§ Problem to work on
What is the number of lines containing the word "false"? Please answer with that number and nothing more.

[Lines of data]
******

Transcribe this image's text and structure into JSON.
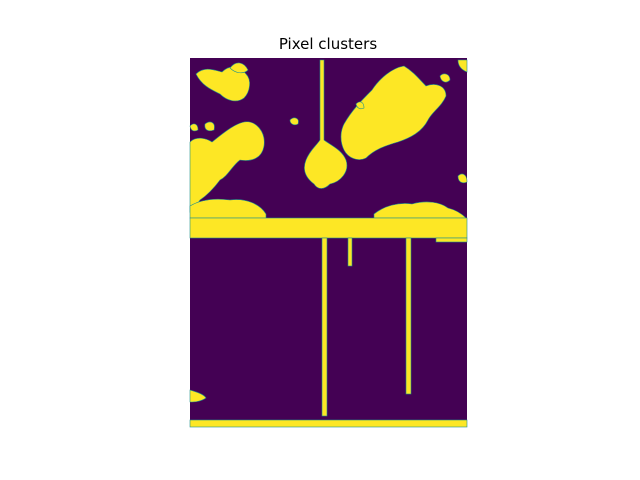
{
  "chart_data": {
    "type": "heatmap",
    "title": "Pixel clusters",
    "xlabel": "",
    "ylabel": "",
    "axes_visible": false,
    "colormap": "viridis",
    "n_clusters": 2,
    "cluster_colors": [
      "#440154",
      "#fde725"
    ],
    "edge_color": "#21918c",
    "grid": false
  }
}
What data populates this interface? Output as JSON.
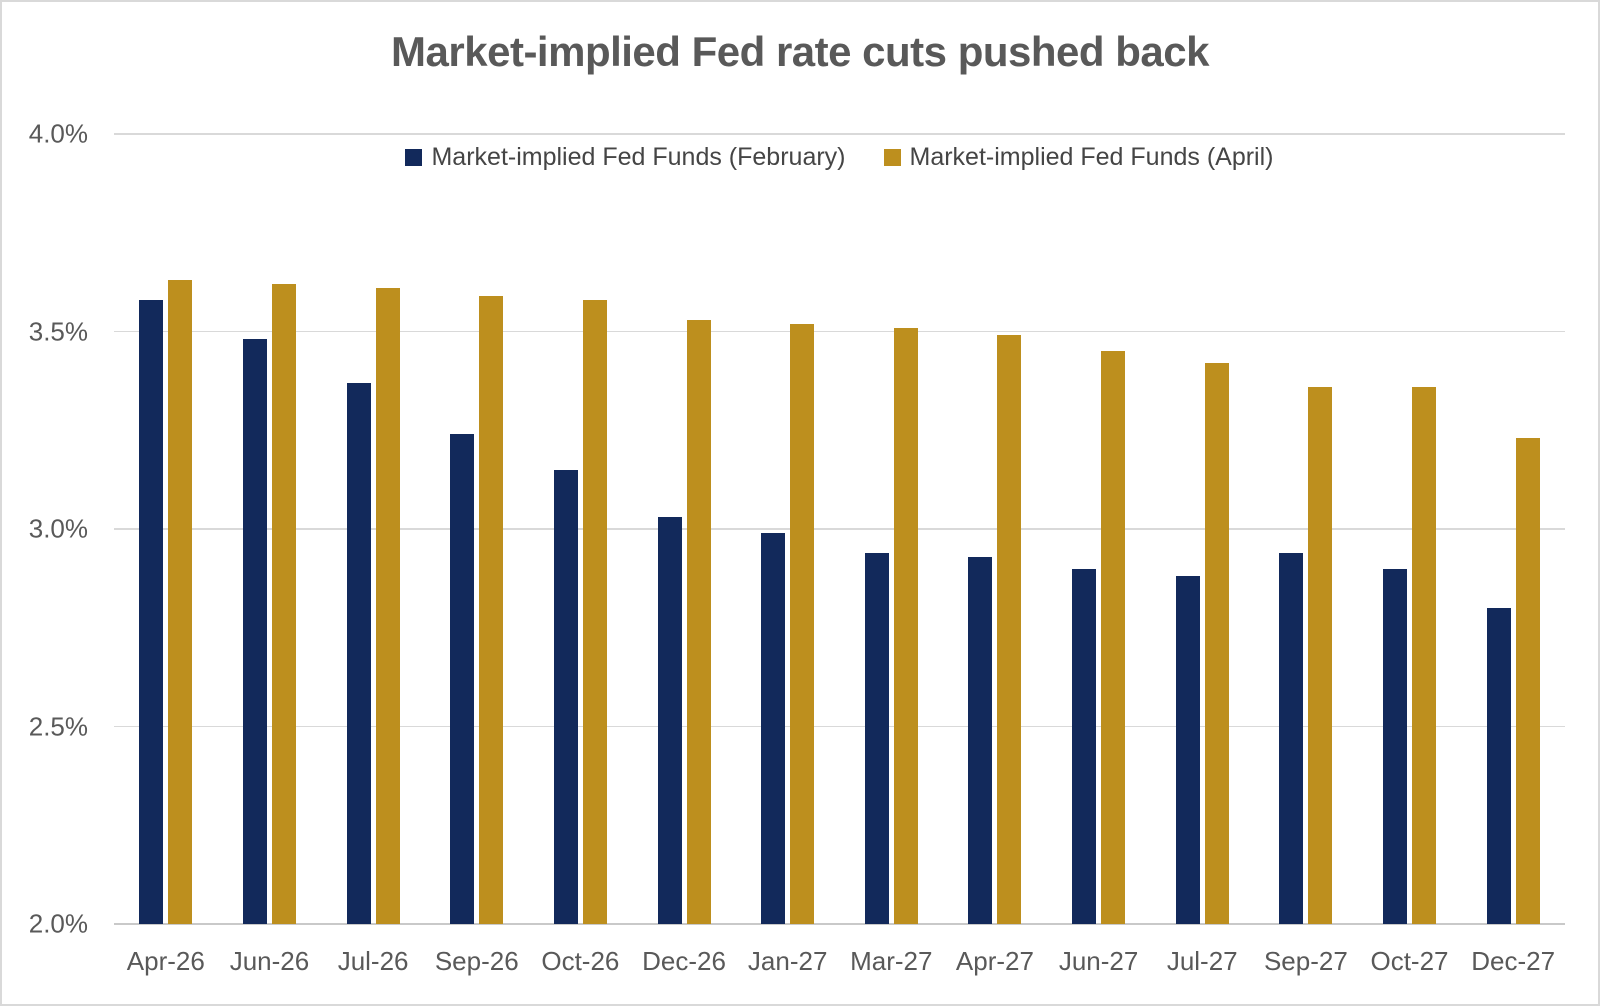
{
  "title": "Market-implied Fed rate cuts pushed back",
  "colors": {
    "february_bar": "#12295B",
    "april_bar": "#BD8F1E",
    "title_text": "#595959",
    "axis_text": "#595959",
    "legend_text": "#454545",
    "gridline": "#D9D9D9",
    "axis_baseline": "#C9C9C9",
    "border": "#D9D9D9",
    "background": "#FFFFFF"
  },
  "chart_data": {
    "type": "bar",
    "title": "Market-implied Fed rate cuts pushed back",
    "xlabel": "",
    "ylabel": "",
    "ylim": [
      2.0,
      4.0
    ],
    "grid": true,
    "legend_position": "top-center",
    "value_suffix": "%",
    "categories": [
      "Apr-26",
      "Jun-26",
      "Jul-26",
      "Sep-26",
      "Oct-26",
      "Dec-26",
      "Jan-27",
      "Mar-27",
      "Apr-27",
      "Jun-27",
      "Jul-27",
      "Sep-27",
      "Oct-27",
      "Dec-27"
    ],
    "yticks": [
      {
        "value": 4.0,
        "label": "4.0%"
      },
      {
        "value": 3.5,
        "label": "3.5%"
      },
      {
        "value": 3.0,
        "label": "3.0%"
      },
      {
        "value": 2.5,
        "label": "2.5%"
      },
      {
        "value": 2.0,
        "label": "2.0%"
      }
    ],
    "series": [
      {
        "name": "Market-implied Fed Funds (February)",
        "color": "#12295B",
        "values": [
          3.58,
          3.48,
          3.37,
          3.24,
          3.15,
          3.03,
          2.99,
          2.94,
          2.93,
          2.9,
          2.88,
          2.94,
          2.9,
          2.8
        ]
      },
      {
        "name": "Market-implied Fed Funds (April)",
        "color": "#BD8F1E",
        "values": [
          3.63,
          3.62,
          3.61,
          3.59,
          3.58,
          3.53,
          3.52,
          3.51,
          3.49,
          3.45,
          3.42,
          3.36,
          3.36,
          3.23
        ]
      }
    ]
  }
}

******

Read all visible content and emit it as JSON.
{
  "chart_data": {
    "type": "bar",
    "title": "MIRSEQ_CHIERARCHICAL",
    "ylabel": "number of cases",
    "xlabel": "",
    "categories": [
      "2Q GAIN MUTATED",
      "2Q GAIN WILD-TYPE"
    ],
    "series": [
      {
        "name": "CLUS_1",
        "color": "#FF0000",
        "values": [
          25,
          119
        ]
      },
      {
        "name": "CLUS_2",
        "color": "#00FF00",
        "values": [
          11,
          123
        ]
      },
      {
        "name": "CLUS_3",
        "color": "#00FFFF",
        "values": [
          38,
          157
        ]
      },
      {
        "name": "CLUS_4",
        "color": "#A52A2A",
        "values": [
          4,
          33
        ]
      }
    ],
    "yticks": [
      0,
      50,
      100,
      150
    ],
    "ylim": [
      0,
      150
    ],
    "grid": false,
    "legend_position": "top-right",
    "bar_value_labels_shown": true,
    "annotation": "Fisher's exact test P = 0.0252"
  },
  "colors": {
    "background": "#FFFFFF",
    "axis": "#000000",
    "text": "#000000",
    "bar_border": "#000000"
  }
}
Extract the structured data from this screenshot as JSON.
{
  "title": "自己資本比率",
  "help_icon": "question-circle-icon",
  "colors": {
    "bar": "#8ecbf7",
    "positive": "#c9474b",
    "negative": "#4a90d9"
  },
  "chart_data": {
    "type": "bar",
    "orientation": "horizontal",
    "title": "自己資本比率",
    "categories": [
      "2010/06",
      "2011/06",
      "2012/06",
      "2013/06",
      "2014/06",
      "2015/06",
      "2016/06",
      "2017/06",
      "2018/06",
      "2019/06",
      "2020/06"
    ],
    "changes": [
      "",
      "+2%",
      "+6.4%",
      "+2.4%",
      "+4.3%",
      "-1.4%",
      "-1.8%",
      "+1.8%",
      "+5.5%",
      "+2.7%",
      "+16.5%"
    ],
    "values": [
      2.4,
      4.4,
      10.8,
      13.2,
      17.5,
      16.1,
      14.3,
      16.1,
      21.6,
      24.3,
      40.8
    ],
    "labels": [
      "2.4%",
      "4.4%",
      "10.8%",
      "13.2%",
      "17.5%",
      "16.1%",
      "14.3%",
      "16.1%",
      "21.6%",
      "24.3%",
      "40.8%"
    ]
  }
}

******

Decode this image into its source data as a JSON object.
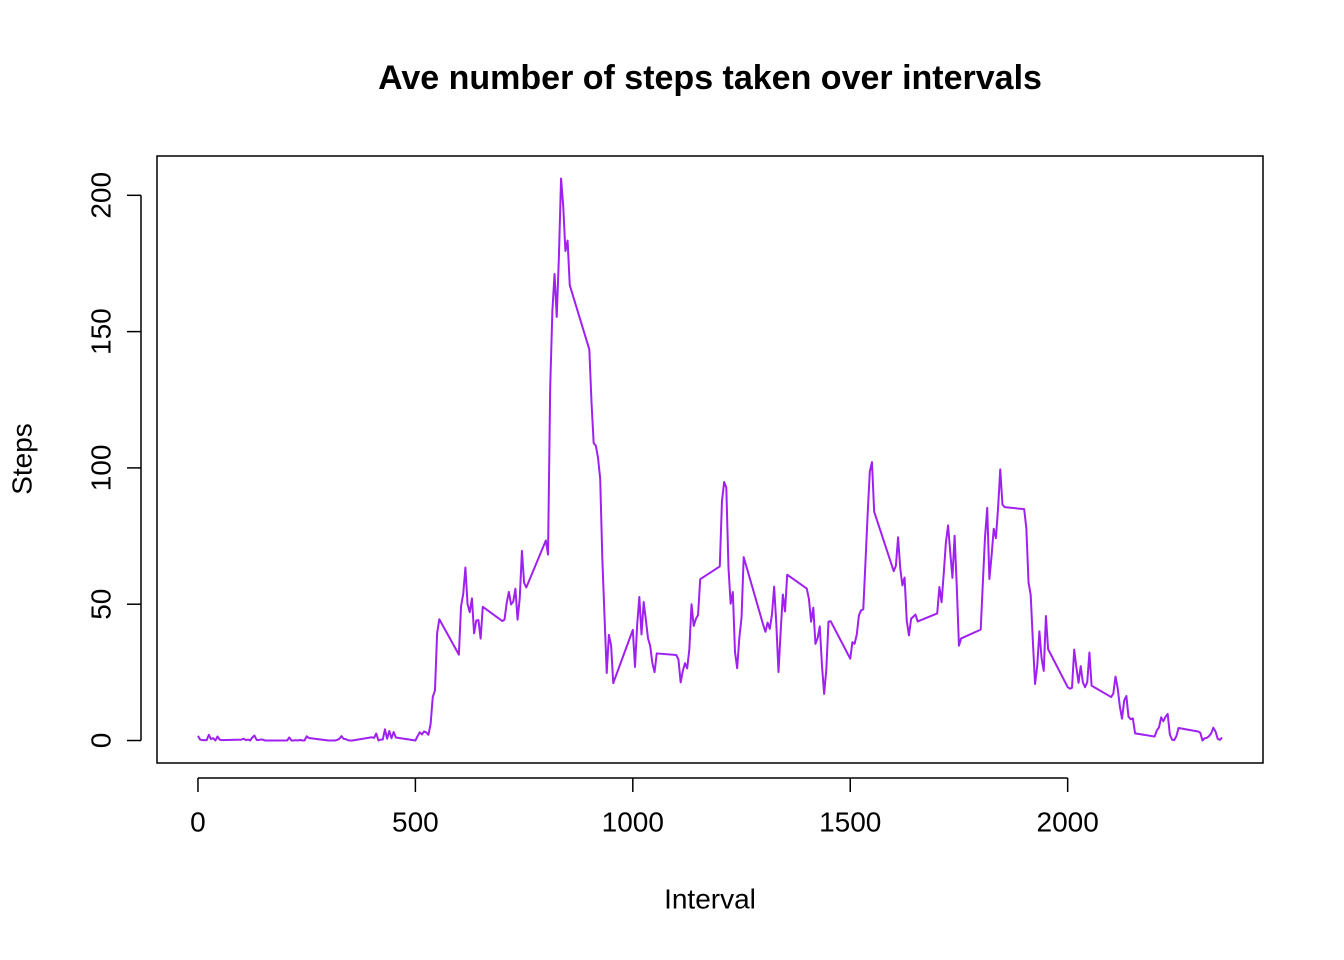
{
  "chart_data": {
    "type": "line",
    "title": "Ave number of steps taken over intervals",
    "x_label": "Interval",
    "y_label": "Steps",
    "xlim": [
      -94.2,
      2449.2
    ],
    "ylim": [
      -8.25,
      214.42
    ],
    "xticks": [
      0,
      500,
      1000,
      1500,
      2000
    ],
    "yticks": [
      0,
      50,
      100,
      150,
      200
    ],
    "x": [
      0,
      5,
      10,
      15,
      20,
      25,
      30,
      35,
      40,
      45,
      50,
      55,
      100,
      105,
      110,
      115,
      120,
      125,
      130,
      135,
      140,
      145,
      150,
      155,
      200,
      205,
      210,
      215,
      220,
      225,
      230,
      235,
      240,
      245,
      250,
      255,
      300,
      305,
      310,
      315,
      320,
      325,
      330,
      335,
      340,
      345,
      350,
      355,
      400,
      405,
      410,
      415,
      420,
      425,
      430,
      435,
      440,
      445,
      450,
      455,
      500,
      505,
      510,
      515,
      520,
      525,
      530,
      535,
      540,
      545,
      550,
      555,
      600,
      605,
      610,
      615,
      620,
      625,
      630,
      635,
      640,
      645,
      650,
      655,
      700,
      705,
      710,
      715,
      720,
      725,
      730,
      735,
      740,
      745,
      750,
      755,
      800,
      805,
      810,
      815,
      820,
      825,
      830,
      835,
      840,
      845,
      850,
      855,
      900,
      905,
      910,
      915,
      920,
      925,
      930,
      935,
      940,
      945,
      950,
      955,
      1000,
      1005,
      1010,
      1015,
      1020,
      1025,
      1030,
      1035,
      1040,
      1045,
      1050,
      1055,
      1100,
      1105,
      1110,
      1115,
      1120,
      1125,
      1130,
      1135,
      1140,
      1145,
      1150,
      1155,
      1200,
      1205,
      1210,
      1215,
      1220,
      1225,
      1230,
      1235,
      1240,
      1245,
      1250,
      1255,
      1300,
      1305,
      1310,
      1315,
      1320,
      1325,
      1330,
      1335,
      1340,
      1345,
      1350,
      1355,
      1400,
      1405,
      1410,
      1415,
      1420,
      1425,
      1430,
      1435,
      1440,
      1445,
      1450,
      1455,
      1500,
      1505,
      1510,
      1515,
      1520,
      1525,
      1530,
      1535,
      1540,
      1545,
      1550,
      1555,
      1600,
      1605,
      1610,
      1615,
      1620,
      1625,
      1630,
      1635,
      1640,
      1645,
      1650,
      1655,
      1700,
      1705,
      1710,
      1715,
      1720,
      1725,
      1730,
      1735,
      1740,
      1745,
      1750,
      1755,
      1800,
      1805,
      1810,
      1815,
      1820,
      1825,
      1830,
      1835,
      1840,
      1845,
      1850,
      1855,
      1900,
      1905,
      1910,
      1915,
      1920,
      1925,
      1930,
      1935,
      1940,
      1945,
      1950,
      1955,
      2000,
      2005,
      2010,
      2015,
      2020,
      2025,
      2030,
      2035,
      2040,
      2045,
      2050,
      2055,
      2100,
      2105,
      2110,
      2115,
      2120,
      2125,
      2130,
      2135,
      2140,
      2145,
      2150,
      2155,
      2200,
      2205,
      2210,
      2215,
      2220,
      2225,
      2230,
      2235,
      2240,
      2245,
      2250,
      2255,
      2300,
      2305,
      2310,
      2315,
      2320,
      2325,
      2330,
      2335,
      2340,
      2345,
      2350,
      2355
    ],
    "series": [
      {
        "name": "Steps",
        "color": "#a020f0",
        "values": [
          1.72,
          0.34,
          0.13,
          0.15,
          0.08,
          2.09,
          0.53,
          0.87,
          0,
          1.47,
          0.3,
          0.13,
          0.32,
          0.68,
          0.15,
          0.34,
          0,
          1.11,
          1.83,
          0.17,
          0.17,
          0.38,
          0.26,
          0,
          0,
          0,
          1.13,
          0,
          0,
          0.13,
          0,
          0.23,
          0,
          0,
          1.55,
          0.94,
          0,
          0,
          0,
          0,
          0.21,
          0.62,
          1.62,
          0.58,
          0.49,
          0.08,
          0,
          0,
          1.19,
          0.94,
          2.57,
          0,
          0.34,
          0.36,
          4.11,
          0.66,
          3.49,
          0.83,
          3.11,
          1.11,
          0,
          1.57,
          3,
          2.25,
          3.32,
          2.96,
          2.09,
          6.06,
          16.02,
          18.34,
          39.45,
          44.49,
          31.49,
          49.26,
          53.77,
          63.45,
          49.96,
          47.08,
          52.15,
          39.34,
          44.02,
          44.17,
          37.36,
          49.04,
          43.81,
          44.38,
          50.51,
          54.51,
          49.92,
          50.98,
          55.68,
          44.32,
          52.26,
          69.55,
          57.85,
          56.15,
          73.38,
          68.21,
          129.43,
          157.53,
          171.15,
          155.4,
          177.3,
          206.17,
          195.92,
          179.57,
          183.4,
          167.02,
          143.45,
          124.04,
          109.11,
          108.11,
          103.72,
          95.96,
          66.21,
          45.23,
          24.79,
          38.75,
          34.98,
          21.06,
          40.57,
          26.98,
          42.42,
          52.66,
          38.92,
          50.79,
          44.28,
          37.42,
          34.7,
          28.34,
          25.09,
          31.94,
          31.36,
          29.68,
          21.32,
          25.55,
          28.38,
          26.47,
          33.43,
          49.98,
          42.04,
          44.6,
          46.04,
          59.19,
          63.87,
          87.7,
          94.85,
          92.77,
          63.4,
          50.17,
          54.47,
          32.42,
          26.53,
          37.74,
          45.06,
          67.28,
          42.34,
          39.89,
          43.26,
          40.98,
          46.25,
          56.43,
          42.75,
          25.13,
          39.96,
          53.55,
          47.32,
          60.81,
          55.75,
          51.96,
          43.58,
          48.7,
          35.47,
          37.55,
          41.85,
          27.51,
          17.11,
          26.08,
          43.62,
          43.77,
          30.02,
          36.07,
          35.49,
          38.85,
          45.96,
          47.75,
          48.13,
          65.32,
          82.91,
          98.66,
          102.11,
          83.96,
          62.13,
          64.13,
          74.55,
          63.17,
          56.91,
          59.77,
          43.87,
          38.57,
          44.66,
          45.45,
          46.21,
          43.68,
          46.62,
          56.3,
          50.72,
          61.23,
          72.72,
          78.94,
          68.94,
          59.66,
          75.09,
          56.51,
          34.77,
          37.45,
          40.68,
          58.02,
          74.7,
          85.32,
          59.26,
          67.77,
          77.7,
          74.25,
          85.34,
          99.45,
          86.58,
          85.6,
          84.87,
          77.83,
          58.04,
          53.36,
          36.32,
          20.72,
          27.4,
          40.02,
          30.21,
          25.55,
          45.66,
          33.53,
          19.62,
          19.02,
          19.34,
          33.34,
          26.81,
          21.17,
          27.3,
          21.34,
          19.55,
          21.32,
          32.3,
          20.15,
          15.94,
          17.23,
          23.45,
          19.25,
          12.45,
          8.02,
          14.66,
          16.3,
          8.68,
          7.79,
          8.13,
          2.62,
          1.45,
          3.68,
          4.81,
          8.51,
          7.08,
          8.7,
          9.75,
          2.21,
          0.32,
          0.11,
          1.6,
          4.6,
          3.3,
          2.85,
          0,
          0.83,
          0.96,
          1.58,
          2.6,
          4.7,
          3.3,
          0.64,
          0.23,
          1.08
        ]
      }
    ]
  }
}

******

§ Exercise output
3